_WHAT TO PRODUCE_
Transcribe every record that appears below, exactly and in full.

>> begin RECORDS PROVIDED

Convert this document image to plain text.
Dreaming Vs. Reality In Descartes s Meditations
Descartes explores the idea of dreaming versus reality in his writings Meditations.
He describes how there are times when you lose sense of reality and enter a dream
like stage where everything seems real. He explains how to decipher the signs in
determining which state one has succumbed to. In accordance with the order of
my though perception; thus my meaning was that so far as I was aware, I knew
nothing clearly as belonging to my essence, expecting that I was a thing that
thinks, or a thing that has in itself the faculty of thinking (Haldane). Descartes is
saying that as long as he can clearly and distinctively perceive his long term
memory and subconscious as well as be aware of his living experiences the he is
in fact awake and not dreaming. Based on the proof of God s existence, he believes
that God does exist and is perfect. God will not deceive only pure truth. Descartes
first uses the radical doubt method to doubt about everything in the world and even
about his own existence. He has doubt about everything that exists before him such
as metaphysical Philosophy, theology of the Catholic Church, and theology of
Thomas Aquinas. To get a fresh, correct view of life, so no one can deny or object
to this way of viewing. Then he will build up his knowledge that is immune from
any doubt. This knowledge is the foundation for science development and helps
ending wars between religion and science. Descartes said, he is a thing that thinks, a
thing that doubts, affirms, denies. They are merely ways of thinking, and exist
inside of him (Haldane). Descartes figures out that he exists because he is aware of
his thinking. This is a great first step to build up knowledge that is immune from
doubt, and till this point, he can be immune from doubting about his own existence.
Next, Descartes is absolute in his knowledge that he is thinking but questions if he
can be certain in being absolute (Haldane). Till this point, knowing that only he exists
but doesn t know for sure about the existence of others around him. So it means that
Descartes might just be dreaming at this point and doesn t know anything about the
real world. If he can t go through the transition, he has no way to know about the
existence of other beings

>> end RECORDS PROVIDED

_TASK RESPONSE_
Convert this document image to plain text.
Dreaming Vs. Reality In Descartes s Meditations
Descartes explores the idea of dreaming versus reality in his writings Meditations.
He describes how there are times when you lose sense of reality and enter a dream
like stage where everything seems real. He explains how to decipher the signs in
determining which state one has succumbed to. In accordance with the order of
my though perception; thus my meaning was that so far as I was aware, I knew
nothing clearly as belonging to my essence, expecting that I was a thing that
thinks, or a thing that has in itself the faculty of thinking (Haldane). Descartes is
saying that as long as he can clearly and distinctively perceive his long term
memory and subconscious as well as be aware of his living experiences the he is
in fact awake and not dreaming. Based on the proof of God s existence, he believes
that God does exist and is perfect. God will not deceive only pure truth. Descartes
first uses the radical doubt method to doubt about everything in the world and even
about his own existence. He has doubt about everything that exists before him such
as metaphysical Philosophy, theology of the Catholic Church, and theology of
Thomas Aquinas. To get a fresh, correct view of life, so no one can deny or object
to this way of viewing. Then he will build up his knowledge that is immune from
any doubt. This knowledge is the foundation for science development and helps
ending wars between religion and science. Descartes said, he is a thing that thinks, a
thing that doubts, affirms, denies. They are merely ways of thinking, and exist
inside of him (Haldane). Descartes figures out that he exists because he is aware of
his thinking. This is a great first step to build up knowledge that is immune from
doubt, and till this point, he can be immune from doubting about his own existence.
Next, Descartes is absolute in his knowledge that he is thinking but questions if he
can be certain in being absolute (Haldane). Till this point, knowing that only he exists
but doesn t know for sure about the existence of others around him. So it means that
Descartes might just be dreaming at this point and doesn t know anything about the
real world. If he can t go through the transition, he has no way to know about the
existence of other beings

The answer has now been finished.